Required task:
Pull every line holding the string "horas" from the records below.

---------- Items ----------

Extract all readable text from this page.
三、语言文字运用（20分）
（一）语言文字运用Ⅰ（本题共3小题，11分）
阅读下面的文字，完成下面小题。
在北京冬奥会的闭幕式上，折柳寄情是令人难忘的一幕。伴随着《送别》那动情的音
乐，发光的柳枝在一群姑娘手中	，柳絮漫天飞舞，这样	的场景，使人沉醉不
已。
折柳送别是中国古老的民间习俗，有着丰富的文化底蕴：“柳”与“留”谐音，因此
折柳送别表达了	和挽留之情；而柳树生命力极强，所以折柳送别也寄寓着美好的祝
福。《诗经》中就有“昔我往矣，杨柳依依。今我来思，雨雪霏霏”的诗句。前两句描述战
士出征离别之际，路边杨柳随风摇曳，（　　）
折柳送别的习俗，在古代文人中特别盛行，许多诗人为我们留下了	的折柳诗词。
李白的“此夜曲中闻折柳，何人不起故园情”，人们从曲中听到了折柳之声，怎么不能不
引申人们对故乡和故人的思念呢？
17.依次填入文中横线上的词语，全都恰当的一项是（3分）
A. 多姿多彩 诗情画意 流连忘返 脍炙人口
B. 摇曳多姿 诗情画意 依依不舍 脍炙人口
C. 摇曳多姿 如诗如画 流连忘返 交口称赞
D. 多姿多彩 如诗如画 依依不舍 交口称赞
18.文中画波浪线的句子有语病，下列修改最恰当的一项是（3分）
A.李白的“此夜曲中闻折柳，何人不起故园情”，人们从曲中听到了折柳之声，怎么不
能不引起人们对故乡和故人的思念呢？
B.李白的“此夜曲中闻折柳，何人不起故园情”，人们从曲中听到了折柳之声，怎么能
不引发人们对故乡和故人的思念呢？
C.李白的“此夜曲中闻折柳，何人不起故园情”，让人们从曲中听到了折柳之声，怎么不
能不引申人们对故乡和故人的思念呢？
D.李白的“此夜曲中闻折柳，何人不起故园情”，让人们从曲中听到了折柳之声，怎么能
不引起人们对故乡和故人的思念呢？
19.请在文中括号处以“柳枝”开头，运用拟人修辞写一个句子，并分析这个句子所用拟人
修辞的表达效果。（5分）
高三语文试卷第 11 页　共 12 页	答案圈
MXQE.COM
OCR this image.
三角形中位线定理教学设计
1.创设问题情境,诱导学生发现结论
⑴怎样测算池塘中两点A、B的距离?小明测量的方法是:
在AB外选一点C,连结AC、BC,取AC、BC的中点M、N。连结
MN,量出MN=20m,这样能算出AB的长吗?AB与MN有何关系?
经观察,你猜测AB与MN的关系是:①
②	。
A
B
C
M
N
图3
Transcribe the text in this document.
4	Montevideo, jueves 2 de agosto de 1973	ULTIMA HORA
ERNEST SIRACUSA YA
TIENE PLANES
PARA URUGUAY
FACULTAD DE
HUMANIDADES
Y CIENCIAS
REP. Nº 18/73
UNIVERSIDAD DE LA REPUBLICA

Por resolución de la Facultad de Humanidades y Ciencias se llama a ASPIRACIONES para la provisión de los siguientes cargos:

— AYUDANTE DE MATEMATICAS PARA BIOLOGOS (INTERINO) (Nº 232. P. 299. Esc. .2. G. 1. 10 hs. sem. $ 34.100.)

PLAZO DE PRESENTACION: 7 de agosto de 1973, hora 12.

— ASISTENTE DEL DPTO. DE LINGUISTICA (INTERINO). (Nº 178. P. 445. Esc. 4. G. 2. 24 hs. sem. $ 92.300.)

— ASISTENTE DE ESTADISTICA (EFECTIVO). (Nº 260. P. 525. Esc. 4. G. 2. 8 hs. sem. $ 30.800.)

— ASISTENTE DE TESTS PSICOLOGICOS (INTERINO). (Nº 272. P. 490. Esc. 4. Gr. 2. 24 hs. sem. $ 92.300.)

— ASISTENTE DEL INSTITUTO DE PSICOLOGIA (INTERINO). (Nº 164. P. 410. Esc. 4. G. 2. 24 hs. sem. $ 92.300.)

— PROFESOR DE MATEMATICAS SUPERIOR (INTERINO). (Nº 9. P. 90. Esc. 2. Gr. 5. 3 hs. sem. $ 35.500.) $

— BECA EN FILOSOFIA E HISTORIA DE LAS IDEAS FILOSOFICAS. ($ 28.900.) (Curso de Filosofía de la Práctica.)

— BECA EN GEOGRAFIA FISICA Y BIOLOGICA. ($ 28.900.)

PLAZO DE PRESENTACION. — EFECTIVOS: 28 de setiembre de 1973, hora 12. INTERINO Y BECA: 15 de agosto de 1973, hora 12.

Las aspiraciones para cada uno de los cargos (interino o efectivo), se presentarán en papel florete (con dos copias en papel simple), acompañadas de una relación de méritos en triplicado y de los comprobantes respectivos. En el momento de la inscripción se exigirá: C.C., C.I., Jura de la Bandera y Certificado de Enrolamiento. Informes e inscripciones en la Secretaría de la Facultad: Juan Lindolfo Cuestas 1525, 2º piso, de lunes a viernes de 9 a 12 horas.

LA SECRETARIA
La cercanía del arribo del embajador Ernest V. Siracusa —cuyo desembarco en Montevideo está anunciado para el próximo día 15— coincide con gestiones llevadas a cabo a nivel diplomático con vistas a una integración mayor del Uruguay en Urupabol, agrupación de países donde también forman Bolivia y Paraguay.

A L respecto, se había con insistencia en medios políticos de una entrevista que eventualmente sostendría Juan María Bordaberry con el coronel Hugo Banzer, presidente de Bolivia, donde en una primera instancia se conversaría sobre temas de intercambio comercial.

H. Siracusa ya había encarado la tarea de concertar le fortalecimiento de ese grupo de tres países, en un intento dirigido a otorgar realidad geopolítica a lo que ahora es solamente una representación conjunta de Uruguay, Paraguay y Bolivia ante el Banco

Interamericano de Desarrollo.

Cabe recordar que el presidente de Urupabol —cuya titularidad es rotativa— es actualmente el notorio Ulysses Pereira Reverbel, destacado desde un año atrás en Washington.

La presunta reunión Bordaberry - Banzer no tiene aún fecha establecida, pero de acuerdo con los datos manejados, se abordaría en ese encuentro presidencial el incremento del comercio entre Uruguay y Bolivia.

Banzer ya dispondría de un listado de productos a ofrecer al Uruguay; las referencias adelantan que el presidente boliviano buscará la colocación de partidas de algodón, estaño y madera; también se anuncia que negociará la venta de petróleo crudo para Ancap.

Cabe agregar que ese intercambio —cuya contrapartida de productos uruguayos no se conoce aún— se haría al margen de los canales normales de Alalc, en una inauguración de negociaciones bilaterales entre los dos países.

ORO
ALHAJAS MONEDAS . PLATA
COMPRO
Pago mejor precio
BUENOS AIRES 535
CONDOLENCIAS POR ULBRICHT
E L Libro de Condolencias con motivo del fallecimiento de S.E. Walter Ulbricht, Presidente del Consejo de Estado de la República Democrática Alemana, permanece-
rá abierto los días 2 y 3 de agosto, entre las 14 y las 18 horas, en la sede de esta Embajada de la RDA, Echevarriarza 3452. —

----------

Solution to this task:
Las aspiraciones para cada uno de los cargos (interino o efectivo), se presentarán en papel florete (con dos copias en papel simple), acompañadas de una relación de méritos en triplicado y de los comprobantes respectivos. En el momento de la inscripción se exigirá: C.C., C.I., Jura de la Bandera y Certificado de Enrolamiento. Informes e inscripciones en la Secretaría de la Facultad: Juan Lindolfo Cuestas 1525, 2º piso, de lunes a viernes de 9 a 12 horas.
rá abierto los días 2 y 3 de agosto, entre las 14 y las 18 horas, en la sede de esta Embajada de la RDA, Echevarriarza 3452. —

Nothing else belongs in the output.